== Exercise goal ==
Repeat the full listing, word for word.

== Material for this exercise ==
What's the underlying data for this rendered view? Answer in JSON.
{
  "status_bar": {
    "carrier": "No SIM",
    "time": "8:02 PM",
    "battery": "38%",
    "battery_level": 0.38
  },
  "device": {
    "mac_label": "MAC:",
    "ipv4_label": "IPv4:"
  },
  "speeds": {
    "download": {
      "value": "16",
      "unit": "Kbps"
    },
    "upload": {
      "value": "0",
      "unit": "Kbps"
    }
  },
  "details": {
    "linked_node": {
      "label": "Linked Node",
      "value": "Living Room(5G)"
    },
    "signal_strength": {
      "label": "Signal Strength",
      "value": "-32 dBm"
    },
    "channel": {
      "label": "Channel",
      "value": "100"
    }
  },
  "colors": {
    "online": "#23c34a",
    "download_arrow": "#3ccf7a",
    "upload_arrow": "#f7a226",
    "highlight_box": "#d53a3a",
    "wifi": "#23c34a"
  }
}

== Finished task ==
What's the underlying data for this rendered view? Answer in JSON.
{
  "status_bar": {
    "carrier": "No SIM",
    "time": "8:02 PM",
    "battery": "38%",
    "battery_level": 0.38
  },
  "device": {
    "mac_label": "MAC:",
    "ipv4_label": "IPv4:"
  },
  "speeds": {
    "download": {
      "value": "16",
      "unit": "Kbps"
    },
    "upload": {
      "value": "0",
      "unit": "Kbps"
    }
  },
  "details": {
    "linked_node": {
      "label": "Linked Node",
      "value": "Living Room(5G)"
    },
    "signal_strength": {
      "label": "Signal Strength",
      "value": "-32 dBm"
    },
    "channel": {
      "label": "Channel",
      "value": "100"
    }
  },
  "colors": {
    "online": "#23c34a",
    "download_arrow": "#3ccf7a",
    "upload_arrow": "#f7a226",
    "highlight_box": "#d53a3a",
    "wifi": "#23c34a"
  }
}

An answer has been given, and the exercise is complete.